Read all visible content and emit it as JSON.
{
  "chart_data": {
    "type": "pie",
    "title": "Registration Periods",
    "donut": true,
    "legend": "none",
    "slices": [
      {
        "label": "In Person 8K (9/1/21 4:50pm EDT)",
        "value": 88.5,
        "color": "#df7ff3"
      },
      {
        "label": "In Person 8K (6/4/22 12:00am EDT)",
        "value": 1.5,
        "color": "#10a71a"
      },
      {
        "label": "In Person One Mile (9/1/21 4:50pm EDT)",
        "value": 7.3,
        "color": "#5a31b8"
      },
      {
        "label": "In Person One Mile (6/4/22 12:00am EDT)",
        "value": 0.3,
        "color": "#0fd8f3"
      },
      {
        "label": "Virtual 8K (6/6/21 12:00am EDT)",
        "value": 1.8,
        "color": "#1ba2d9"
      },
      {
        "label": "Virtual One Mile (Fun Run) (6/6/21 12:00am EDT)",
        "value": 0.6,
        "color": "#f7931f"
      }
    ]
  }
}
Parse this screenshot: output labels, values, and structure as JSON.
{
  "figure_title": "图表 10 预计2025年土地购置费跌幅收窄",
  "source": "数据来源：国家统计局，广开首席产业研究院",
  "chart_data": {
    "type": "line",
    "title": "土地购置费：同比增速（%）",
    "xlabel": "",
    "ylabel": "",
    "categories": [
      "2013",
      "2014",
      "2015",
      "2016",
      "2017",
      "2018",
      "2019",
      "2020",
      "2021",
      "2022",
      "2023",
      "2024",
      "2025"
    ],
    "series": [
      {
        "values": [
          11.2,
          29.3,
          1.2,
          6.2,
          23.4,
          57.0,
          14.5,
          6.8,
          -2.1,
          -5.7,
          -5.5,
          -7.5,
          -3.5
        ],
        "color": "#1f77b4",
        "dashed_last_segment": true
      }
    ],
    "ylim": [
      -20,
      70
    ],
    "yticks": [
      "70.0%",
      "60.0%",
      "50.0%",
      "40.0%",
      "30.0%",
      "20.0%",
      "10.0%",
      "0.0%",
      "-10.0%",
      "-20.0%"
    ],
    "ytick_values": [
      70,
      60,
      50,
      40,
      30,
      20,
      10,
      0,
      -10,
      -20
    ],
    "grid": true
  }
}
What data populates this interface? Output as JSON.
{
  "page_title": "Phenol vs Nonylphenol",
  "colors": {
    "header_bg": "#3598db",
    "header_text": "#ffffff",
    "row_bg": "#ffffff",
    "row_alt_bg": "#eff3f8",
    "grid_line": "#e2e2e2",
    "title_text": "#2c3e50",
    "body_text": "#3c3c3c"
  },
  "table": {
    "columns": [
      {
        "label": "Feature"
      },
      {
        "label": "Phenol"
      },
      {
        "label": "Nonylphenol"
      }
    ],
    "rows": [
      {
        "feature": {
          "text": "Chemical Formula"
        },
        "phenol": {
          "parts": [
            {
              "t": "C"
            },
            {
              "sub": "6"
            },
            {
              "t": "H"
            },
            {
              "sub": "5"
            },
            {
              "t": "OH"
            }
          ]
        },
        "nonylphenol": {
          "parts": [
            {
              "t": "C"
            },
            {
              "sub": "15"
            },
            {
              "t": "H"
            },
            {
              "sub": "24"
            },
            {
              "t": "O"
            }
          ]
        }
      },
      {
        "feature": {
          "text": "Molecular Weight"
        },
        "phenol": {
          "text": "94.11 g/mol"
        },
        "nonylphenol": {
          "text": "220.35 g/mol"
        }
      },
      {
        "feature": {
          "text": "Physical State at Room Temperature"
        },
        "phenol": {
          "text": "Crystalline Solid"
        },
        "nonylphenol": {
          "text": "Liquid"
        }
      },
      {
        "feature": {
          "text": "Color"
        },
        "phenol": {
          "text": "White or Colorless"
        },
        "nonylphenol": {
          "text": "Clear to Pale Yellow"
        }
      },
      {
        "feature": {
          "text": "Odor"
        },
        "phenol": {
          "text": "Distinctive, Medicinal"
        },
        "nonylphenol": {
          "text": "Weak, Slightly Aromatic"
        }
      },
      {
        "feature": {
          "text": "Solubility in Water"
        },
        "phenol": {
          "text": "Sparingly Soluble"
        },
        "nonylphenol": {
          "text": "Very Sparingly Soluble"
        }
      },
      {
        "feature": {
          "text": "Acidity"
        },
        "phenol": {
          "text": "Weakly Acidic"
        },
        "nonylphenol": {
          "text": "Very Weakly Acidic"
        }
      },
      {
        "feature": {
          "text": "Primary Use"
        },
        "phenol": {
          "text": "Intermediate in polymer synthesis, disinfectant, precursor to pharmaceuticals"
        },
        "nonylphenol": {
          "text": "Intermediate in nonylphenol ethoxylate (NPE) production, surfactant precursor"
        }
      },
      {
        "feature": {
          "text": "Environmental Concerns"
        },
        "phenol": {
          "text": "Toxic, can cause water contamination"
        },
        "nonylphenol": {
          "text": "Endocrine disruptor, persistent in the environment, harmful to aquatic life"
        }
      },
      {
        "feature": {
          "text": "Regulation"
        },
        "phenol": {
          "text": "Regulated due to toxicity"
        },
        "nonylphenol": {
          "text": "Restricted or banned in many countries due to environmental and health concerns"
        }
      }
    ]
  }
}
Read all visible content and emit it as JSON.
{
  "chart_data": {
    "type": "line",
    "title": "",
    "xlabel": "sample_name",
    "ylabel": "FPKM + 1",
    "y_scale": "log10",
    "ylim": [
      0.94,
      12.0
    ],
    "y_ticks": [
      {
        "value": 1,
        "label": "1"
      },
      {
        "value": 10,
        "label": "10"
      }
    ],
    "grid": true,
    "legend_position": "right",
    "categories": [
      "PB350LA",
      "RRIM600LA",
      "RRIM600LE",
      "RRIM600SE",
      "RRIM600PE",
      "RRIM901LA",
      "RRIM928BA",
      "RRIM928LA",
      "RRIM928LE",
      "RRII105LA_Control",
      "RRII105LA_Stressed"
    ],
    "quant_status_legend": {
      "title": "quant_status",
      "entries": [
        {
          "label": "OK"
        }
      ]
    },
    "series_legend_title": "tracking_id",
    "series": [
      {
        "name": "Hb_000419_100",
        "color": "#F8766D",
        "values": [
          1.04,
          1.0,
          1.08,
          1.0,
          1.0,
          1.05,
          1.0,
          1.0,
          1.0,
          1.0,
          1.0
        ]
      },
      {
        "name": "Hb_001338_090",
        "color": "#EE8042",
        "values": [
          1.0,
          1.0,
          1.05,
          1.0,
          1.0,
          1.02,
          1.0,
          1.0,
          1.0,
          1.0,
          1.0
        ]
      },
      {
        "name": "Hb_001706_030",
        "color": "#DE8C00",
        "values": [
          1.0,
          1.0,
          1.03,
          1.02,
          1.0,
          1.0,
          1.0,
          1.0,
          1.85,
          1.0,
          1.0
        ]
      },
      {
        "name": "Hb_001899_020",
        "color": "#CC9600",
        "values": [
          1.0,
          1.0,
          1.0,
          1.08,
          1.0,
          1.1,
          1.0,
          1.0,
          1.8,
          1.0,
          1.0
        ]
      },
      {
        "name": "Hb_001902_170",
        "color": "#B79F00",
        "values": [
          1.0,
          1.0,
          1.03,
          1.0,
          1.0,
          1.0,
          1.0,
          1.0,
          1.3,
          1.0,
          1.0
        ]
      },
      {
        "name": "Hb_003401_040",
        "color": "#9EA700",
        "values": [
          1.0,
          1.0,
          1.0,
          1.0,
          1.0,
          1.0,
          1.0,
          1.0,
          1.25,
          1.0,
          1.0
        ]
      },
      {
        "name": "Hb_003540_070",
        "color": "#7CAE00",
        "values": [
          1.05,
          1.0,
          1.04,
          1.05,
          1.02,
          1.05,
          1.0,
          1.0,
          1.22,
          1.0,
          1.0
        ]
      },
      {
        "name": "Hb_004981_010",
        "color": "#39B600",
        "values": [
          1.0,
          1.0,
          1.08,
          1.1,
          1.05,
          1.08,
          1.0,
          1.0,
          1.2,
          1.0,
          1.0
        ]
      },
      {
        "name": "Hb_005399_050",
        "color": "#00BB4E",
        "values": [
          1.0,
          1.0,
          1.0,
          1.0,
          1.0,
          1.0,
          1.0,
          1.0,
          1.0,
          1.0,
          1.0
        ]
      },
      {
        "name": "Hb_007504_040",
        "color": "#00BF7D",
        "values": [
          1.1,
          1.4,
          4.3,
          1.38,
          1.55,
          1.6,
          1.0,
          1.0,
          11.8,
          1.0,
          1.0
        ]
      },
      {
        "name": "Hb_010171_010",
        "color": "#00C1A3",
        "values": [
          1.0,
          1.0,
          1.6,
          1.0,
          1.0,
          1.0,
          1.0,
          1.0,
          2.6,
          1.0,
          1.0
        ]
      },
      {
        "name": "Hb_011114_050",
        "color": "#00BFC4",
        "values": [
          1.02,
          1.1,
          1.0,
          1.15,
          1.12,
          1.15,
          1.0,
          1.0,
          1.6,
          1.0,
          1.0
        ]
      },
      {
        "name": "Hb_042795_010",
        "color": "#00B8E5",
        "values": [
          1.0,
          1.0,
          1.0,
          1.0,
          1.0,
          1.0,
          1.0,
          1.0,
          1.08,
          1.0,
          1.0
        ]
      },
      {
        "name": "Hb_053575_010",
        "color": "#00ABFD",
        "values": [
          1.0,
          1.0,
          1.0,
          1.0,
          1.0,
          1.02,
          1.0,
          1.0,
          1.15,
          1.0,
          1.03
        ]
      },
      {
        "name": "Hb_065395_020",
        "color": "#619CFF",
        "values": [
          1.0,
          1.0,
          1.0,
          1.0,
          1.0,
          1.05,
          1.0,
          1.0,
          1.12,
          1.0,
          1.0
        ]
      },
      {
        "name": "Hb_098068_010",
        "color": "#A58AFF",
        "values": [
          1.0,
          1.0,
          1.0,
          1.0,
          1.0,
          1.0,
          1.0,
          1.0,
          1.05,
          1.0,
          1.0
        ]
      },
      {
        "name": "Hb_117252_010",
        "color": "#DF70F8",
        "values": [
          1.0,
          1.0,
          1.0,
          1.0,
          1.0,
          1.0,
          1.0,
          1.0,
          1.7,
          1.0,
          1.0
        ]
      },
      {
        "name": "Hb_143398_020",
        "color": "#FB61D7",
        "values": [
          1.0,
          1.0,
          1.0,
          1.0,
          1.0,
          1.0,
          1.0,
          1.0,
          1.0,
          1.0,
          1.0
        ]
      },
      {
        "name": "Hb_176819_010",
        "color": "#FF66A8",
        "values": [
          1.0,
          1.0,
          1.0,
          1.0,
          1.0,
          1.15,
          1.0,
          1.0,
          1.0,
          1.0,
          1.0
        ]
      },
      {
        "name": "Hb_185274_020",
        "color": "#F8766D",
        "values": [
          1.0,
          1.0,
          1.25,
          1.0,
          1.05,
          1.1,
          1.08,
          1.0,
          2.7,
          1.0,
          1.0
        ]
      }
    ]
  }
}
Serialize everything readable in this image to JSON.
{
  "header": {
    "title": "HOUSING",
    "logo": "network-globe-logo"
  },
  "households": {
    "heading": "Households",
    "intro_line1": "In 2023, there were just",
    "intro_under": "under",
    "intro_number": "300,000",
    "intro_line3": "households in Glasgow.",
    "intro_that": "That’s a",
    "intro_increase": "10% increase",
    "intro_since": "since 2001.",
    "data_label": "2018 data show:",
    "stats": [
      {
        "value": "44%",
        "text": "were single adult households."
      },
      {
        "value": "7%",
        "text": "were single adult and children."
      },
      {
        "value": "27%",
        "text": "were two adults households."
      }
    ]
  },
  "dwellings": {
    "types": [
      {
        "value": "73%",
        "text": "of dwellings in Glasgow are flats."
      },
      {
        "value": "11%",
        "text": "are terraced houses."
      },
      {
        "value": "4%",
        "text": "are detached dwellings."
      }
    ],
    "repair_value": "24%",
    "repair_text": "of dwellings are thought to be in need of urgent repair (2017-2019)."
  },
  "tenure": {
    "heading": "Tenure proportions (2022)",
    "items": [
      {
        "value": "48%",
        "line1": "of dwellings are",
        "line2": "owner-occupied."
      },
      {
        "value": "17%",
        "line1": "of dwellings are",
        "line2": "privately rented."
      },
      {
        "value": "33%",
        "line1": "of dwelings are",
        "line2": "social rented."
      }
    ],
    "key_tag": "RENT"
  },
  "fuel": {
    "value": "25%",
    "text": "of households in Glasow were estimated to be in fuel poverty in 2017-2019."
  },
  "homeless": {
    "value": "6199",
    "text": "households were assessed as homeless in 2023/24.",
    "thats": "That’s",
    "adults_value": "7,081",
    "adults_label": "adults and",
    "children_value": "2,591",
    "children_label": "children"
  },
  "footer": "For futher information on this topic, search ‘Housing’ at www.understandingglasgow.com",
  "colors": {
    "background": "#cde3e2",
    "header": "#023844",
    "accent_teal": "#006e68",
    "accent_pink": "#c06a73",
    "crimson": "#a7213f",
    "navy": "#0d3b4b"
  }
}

:: What the task requires ::
Above is a listing; report how many of its lines include the word "true", giving the number only.

:: Response below ::
4